◆ Records to process:
--------

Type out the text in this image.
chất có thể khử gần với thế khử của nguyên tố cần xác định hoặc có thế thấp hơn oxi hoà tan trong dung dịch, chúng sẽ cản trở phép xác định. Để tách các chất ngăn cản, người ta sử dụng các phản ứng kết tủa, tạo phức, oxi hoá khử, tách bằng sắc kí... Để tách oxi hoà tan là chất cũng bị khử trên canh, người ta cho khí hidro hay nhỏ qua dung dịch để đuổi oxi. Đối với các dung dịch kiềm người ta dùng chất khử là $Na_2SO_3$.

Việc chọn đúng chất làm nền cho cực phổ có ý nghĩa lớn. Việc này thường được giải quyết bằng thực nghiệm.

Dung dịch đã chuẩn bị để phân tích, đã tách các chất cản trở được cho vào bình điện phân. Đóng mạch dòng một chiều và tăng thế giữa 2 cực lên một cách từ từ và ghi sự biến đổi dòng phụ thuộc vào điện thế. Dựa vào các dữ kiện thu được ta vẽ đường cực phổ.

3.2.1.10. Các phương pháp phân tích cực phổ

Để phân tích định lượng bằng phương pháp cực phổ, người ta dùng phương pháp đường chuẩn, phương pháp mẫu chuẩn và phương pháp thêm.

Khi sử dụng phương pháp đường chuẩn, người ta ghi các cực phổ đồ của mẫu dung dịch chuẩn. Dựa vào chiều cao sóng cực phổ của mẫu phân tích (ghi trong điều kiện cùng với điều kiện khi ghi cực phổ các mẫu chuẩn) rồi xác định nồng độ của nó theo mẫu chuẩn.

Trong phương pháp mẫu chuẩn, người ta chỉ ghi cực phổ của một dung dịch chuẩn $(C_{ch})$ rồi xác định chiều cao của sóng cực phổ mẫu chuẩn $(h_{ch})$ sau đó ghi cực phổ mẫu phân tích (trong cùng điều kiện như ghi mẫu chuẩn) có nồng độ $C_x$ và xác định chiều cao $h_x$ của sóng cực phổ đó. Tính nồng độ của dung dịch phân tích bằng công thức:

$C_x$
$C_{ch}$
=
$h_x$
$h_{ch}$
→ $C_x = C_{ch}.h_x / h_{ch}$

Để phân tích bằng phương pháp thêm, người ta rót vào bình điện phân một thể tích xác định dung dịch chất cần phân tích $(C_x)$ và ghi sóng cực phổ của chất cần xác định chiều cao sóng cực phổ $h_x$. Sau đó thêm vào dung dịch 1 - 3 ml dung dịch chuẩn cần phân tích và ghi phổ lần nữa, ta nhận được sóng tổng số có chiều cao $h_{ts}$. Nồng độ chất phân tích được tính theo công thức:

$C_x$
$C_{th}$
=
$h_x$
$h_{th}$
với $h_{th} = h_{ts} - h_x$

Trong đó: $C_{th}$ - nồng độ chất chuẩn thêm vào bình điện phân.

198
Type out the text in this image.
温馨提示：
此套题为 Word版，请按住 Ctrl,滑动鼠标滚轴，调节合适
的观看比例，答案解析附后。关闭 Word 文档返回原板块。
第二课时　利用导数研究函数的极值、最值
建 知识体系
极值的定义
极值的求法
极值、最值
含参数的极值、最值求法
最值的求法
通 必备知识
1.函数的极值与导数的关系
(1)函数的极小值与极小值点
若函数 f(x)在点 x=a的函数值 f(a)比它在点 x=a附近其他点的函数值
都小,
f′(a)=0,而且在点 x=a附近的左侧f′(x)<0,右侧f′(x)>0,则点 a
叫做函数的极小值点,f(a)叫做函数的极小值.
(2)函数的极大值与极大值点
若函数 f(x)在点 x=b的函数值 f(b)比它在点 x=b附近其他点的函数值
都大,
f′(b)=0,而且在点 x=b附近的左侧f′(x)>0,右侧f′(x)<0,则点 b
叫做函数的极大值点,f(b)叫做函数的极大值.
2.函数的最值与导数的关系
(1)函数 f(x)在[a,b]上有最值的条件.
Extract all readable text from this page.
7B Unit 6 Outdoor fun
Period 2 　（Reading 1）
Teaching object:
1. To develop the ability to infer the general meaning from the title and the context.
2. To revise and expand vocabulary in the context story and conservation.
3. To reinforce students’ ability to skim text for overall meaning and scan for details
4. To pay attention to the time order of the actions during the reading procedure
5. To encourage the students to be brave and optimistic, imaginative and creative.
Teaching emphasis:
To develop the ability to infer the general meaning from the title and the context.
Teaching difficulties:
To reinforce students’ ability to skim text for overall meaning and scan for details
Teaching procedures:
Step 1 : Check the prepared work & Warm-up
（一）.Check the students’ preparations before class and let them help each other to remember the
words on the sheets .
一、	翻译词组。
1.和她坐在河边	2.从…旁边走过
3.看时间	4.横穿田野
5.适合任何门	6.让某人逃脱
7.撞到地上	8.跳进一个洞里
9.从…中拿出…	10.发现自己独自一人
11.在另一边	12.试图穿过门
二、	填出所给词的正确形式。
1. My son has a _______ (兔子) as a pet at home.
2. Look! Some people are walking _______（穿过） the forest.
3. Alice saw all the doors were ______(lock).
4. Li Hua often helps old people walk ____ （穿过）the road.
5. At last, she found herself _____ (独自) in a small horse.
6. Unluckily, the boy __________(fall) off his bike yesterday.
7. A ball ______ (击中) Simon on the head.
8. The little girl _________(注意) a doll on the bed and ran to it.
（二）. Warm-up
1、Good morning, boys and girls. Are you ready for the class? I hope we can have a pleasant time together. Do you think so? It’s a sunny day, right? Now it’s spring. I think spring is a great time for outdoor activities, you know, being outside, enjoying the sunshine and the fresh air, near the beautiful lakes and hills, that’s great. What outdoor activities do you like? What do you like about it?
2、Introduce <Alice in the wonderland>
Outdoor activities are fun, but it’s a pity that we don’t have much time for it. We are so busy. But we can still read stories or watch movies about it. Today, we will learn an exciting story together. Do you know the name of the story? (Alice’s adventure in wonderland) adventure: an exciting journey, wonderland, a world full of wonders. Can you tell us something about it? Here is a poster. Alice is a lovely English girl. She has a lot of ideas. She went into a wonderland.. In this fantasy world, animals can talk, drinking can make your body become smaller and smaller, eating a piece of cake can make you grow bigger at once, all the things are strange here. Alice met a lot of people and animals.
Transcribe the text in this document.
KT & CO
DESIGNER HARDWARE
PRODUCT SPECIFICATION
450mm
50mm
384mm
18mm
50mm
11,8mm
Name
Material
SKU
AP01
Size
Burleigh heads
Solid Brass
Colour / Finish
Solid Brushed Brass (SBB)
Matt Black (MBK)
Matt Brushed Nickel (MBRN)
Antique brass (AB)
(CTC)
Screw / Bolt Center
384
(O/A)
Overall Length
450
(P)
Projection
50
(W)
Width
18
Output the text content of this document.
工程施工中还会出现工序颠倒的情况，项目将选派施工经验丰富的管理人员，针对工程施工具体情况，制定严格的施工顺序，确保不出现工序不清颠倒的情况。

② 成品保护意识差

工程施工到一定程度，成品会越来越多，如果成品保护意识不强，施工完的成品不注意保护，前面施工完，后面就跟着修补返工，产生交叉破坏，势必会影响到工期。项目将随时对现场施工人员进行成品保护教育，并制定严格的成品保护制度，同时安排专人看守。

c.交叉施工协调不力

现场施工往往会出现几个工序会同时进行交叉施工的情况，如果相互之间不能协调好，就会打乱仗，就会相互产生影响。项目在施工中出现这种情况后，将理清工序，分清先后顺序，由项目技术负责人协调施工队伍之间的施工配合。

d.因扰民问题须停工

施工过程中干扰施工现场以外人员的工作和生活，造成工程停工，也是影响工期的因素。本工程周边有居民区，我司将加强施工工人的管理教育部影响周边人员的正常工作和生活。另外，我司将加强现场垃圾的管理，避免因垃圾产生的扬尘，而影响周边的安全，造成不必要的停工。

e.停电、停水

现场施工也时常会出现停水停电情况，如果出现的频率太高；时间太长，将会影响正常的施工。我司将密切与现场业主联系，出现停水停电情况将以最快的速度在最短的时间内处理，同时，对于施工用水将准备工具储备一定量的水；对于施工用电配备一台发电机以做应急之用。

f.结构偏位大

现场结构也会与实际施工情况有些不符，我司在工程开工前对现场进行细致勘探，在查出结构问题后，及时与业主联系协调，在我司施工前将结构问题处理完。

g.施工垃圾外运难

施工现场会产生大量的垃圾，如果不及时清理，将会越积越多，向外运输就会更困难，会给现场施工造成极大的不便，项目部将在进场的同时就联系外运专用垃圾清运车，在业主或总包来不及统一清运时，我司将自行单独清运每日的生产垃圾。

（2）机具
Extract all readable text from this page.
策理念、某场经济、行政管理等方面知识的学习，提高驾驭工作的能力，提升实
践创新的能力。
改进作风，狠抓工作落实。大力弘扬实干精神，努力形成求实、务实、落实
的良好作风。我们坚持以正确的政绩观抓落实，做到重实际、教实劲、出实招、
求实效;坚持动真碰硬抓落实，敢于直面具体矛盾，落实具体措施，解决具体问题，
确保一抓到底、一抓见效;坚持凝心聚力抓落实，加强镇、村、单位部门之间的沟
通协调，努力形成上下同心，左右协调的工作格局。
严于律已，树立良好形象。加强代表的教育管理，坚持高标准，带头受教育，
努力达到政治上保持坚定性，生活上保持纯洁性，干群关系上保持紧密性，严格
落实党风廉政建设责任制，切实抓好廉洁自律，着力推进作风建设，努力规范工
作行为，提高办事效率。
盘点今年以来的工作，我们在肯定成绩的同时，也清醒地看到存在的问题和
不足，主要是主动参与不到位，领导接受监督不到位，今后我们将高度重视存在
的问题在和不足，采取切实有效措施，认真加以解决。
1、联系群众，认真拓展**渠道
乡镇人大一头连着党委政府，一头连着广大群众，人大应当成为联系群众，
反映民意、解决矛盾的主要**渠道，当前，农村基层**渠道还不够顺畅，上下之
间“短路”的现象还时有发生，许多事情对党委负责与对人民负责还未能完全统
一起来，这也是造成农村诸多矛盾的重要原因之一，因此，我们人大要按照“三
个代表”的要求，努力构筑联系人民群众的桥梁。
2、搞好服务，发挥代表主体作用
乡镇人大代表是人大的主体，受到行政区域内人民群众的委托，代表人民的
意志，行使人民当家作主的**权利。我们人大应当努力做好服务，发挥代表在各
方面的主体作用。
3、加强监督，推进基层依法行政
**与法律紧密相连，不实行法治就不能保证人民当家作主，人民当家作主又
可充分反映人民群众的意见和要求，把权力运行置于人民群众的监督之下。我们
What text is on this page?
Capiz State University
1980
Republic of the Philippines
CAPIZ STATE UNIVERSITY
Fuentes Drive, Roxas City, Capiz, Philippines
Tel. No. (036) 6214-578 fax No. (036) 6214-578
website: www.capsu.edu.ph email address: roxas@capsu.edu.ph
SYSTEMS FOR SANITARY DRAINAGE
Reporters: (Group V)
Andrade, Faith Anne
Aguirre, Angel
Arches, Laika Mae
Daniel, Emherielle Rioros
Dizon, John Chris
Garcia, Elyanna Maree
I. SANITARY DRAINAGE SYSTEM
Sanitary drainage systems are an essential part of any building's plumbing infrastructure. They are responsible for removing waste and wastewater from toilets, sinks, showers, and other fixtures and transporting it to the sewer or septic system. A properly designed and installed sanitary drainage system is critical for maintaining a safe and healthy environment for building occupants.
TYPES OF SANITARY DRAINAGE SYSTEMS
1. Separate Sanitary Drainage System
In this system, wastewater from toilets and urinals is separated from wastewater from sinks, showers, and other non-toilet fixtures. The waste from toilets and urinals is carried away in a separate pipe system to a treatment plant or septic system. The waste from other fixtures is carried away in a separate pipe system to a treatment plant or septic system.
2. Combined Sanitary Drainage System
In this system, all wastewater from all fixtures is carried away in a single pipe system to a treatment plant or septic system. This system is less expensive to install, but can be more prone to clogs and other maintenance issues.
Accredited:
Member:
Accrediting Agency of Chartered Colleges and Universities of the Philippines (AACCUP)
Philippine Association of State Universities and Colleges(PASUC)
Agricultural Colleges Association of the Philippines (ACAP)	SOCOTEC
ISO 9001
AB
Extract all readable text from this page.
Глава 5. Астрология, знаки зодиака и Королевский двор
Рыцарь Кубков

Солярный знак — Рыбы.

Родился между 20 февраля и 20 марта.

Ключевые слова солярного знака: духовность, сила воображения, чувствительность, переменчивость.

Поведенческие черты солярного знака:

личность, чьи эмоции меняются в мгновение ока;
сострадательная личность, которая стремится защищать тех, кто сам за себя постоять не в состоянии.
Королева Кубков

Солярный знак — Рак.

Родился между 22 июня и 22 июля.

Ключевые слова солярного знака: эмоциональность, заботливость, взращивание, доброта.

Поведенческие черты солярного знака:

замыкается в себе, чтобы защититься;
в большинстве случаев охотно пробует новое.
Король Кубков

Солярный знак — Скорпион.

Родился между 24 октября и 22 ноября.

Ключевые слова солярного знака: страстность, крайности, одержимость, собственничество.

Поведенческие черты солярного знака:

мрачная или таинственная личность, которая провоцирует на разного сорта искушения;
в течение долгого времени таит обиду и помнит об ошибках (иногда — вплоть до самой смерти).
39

--------

◆ The exercise: Show the lines of the records that include the string "document".

◆ Result of the task:
Transcribe the text in this document.
Output the text content of this document.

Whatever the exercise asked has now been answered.